■ **GIVEN REQUEST**:
Count the lines in the records below that contain the word "name", and reply with only that number.

■ **Dataset records on visual material**:
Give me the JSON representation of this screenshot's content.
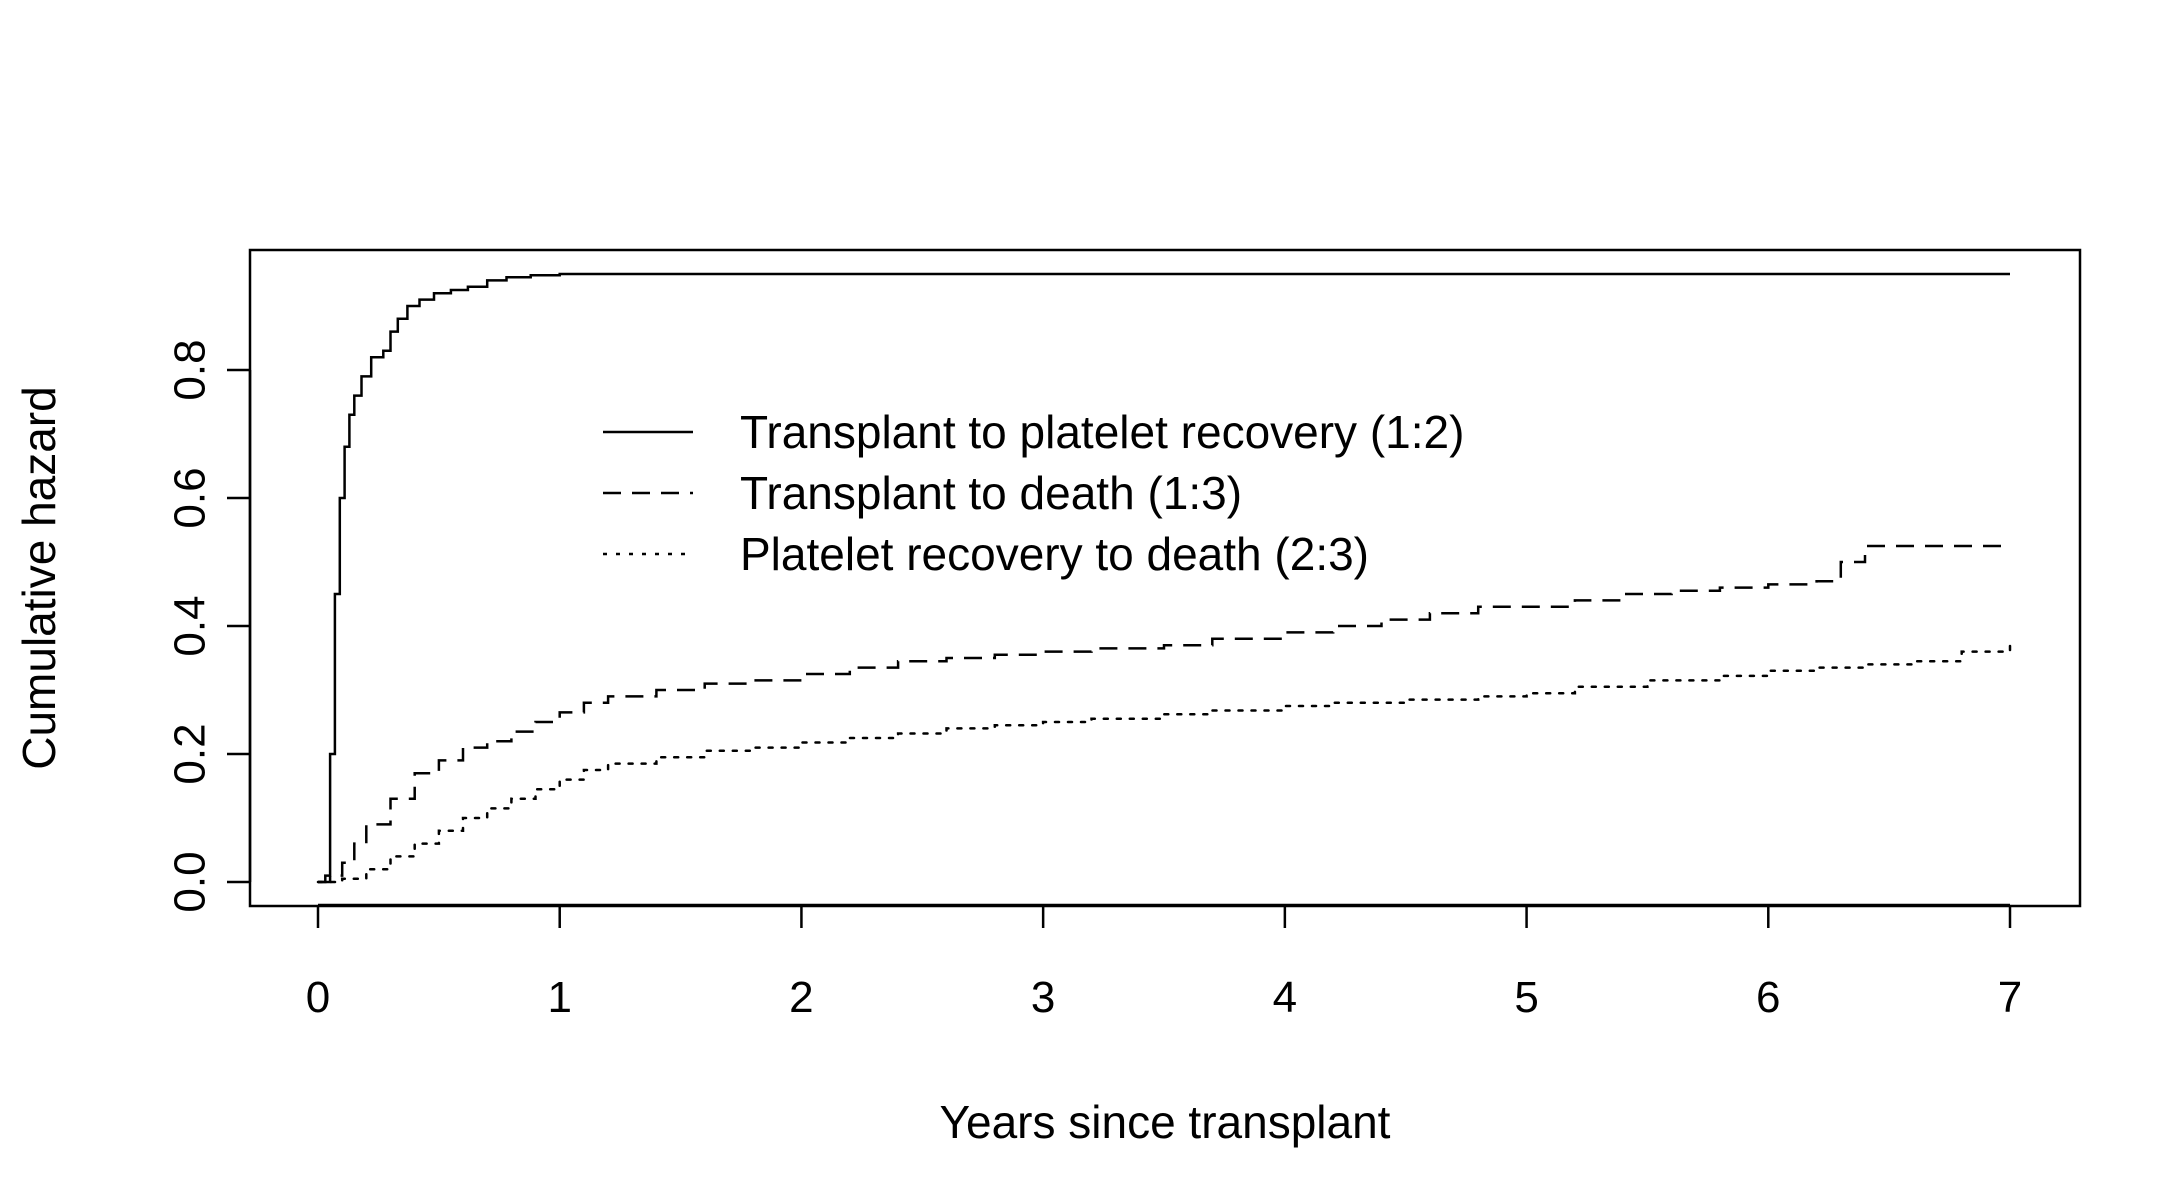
{
  "chart_data": {
    "type": "line",
    "title": "",
    "xlabel": "Years since transplant",
    "ylabel": "Cumulative hazard",
    "xlim": [
      0,
      7
    ],
    "ylim": [
      0,
      0.95
    ],
    "xticks": [
      "0",
      "1",
      "2",
      "3",
      "4",
      "5",
      "6",
      "7"
    ],
    "yticks": [
      "0.0",
      "0.2",
      "0.4",
      "0.6",
      "0.8"
    ],
    "grid": false,
    "legend_position": "center",
    "series": [
      {
        "name": "Transplant to platelet recovery (1:2)",
        "line_style": "solid",
        "x": [
          0,
          0.03,
          0.05,
          0.07,
          0.09,
          0.11,
          0.13,
          0.15,
          0.18,
          0.22,
          0.27,
          0.3,
          0.33,
          0.37,
          0.42,
          0.48,
          0.55,
          0.62,
          0.7,
          0.78,
          0.88,
          1.0,
          1.05,
          7.0
        ],
        "y": [
          0,
          0.01,
          0.2,
          0.45,
          0.6,
          0.68,
          0.73,
          0.76,
          0.79,
          0.82,
          0.83,
          0.86,
          0.88,
          0.9,
          0.91,
          0.92,
          0.925,
          0.93,
          0.94,
          0.945,
          0.948,
          0.95,
          0.95,
          0.95
        ]
      },
      {
        "name": "Transplant to death (1:3)",
        "line_style": "dashed",
        "x": [
          0,
          0.05,
          0.1,
          0.15,
          0.2,
          0.3,
          0.4,
          0.5,
          0.6,
          0.7,
          0.8,
          0.9,
          1.0,
          1.1,
          1.2,
          1.4,
          1.6,
          1.8,
          2.0,
          2.2,
          2.4,
          2.6,
          2.8,
          3.0,
          3.2,
          3.5,
          3.7,
          4.0,
          4.2,
          4.4,
          4.6,
          4.8,
          5.0,
          5.2,
          5.4,
          5.6,
          5.8,
          6.0,
          6.2,
          6.3,
          6.4,
          7.0
        ],
        "y": [
          0,
          0.01,
          0.03,
          0.06,
          0.09,
          0.13,
          0.17,
          0.19,
          0.21,
          0.22,
          0.235,
          0.25,
          0.265,
          0.28,
          0.29,
          0.3,
          0.31,
          0.315,
          0.325,
          0.335,
          0.345,
          0.35,
          0.355,
          0.36,
          0.365,
          0.37,
          0.38,
          0.39,
          0.4,
          0.41,
          0.42,
          0.43,
          0.43,
          0.44,
          0.45,
          0.455,
          0.46,
          0.465,
          0.47,
          0.5,
          0.525,
          0.525
        ]
      },
      {
        "name": "Platelet recovery to death (2:3)",
        "line_style": "dotted",
        "x": [
          0,
          0.1,
          0.2,
          0.3,
          0.4,
          0.5,
          0.6,
          0.7,
          0.8,
          0.9,
          1.0,
          1.1,
          1.2,
          1.4,
          1.6,
          1.8,
          2.0,
          2.2,
          2.4,
          2.6,
          2.8,
          3.0,
          3.2,
          3.5,
          3.7,
          4.0,
          4.2,
          4.5,
          4.8,
          5.0,
          5.2,
          5.5,
          5.8,
          6.0,
          6.2,
          6.4,
          6.6,
          6.8,
          7.0
        ],
        "y": [
          0,
          0.005,
          0.02,
          0.04,
          0.06,
          0.08,
          0.1,
          0.115,
          0.13,
          0.145,
          0.16,
          0.175,
          0.185,
          0.195,
          0.205,
          0.21,
          0.218,
          0.225,
          0.232,
          0.24,
          0.245,
          0.25,
          0.255,
          0.262,
          0.268,
          0.275,
          0.28,
          0.285,
          0.29,
          0.295,
          0.305,
          0.315,
          0.322,
          0.33,
          0.335,
          0.34,
          0.345,
          0.36,
          0.37
        ]
      }
    ]
  }
}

■ **SOLUTION FOR THIS TASK**:
3